What is needed:
Skip every picture, and copy exactly the lines from the one containing "Type out the text in this image." to the end of the data.

[BEGIN Source records]

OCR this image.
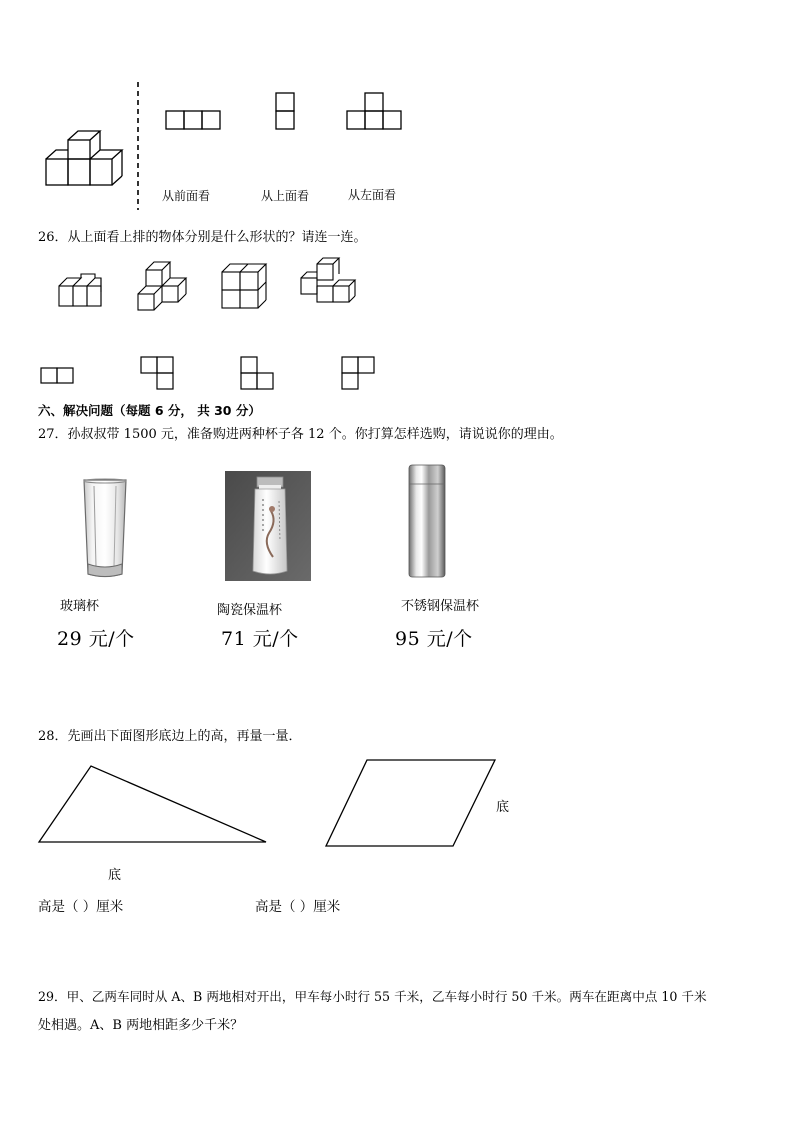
从前面看	从上面看	从左面看
26．从上面看上排的物体分别是什么形状的？请连一连。
六、解决问题（每题 6 分， 共 30 分）
27．孙叔叔带 1500 元，准备购进两种杯子各 12 个。你打算怎样选购，请说说你的理由。
玻璃杯
29 元/个
陶瓷保温杯
71 元/个
不锈钢保温杯
95 元/个
28．先画出下面图形底边上的高，再量一量．
底
底
高是（ ）厘米	高是（ ）厘米
29．甲、乙两车同时从 A、B 两地相对开出，甲车每小时行 55 千米，乙车每小时行 50 千米。两车在距离中点 10 千米
处相遇。A、B 两地相距多少千米？
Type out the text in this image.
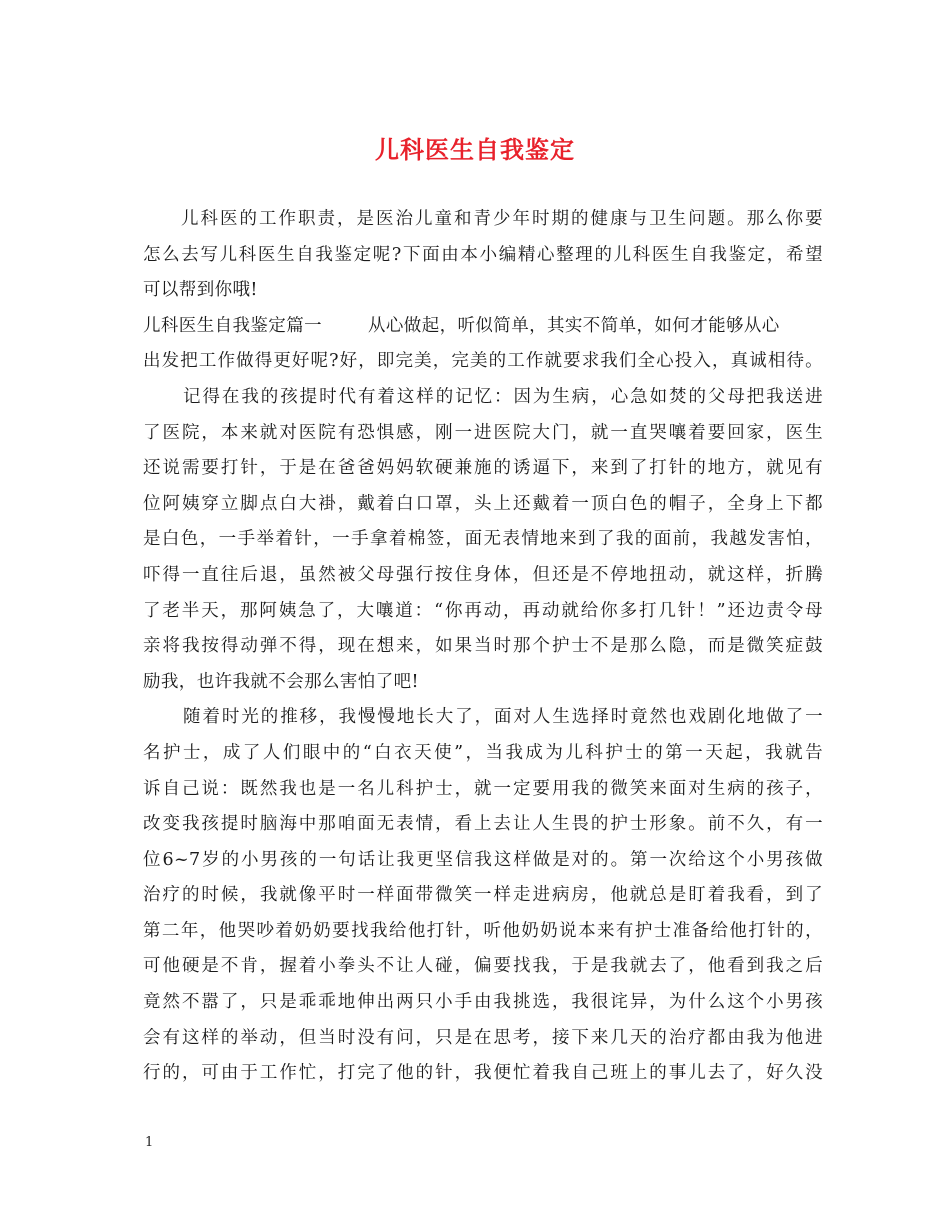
儿科医生自我鉴定
儿科医的工作职责，是医治儿童和青少年时期的健康与卫生问题。那么你要
怎么去写儿科医生自我鉴定呢?下面由本小编精心整理的儿科医生自我鉴定，希望
可以帮到你哦!
儿科医生自我鉴定篇一	从心做起，听似简单，其实不简单，如何才能够从心
出发把工作做得更好呢?好，即完美，完美的工作就要求我们全心投入，真诚相待。
记得在我的孩提时代有着这样的记忆：因为生病，心急如焚的父母把我送进
了医院，本来就对医院有恐惧感，刚一进医院大门，就一直哭嚷着要回家，医生
还说需要打针，于是在爸爸妈妈软硬兼施的诱逼下，来到了打针的地方，就见有
位阿姨穿立脚点白大褂，戴着白口罩，头上还戴着一顶白色的帽子，全身上下都
是白色，一手举着针，一手拿着棉签，面无表情地来到了我的面前，我越发害怕，
吓得一直往后退，虽然被父母强行按住身体，但还是不停地扭动，就这样，折腾
了老半天，那阿姨急了，大嚷道：“你再动，再动就给你多打几针！”还边责令母
亲将我按得动弹不得，现在想来，如果当时那个护士不是那么隐，而是微笑症鼓
励我，也许我就不会那么害怕了吧!
随着时光的推移，我慢慢地长大了，面对人生选择时竟然也戏剧化地做了一
名护士，成了人们眼中的“白衣天使”，当我成为儿科护士的第一天起，我就告
诉自己说：既然我也是一名儿科护士，就一定要用我的微笑来面对生病的孩子，
改变我孩提时脑海中那咱面无表情，看上去让人生畏的护士形象。前不久，有一
位6~7岁的小男孩的一句话让我更坚信我这样做是对的。第一次给这个小男孩做
治疗的时候，我就像平时一样面带微笑一样走进病房，他就总是盯着我看，到了
第二年，他哭吵着奶奶要找我给他打针，听他奶奶说本来有护士准备给他打针的，
可他硬是不肯，握着小拳头不让人碰，偏要找我，于是我就去了，他看到我之后
竟然不嚣了，只是乖乖地伸出两只小手由我挑选，我很诧异，为什么这个小男孩
会有这样的举动，但当时没有问，只是在思考，接下来几天的治疗都由我为他进
行的，可由于工作忙，打完了他的针，我便忙着我自己班上的事儿去了，好久没
1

[END Source records]

Worked solution:
Type out the text in this image.
儿科医生自我鉴定
儿科医的工作职责，是医治儿童和青少年时期的健康与卫生问题。那么你要
怎么去写儿科医生自我鉴定呢?下面由本小编精心整理的儿科医生自我鉴定，希望
可以帮到你哦!
儿科医生自我鉴定篇一	从心做起，听似简单，其实不简单，如何才能够从心
出发把工作做得更好呢?好，即完美，完美的工作就要求我们全心投入，真诚相待。
记得在我的孩提时代有着这样的记忆：因为生病，心急如焚的父母把我送进
了医院，本来就对医院有恐惧感，刚一进医院大门，就一直哭嚷着要回家，医生
还说需要打针，于是在爸爸妈妈软硬兼施的诱逼下，来到了打针的地方，就见有
位阿姨穿立脚点白大褂，戴着白口罩，头上还戴着一顶白色的帽子，全身上下都
是白色，一手举着针，一手拿着棉签，面无表情地来到了我的面前，我越发害怕，
吓得一直往后退，虽然被父母强行按住身体，但还是不停地扭动，就这样，折腾
了老半天，那阿姨急了，大嚷道：“你再动，再动就给你多打几针！”还边责令母
亲将我按得动弹不得，现在想来，如果当时那个护士不是那么隐，而是微笑症鼓
励我，也许我就不会那么害怕了吧!
随着时光的推移，我慢慢地长大了，面对人生选择时竟然也戏剧化地做了一
名护士，成了人们眼中的“白衣天使”，当我成为儿科护士的第一天起，我就告
诉自己说：既然我也是一名儿科护士，就一定要用我的微笑来面对生病的孩子，
改变我孩提时脑海中那咱面无表情，看上去让人生畏的护士形象。前不久，有一
位6~7岁的小男孩的一句话让我更坚信我这样做是对的。第一次给这个小男孩做
治疗的时候，我就像平时一样面带微笑一样走进病房，他就总是盯着我看，到了
第二年，他哭吵着奶奶要找我给他打针，听他奶奶说本来有护士准备给他打针的，
可他硬是不肯，握着小拳头不让人碰，偏要找我，于是我就去了，他看到我之后
竟然不嚣了，只是乖乖地伸出两只小手由我挑选，我很诧异，为什么这个小男孩
会有这样的举动，但当时没有问，只是在思考，接下来几天的治疗都由我为他进
行的，可由于工作忙，打完了他的针，我便忙着我自己班上的事儿去了，好久没
1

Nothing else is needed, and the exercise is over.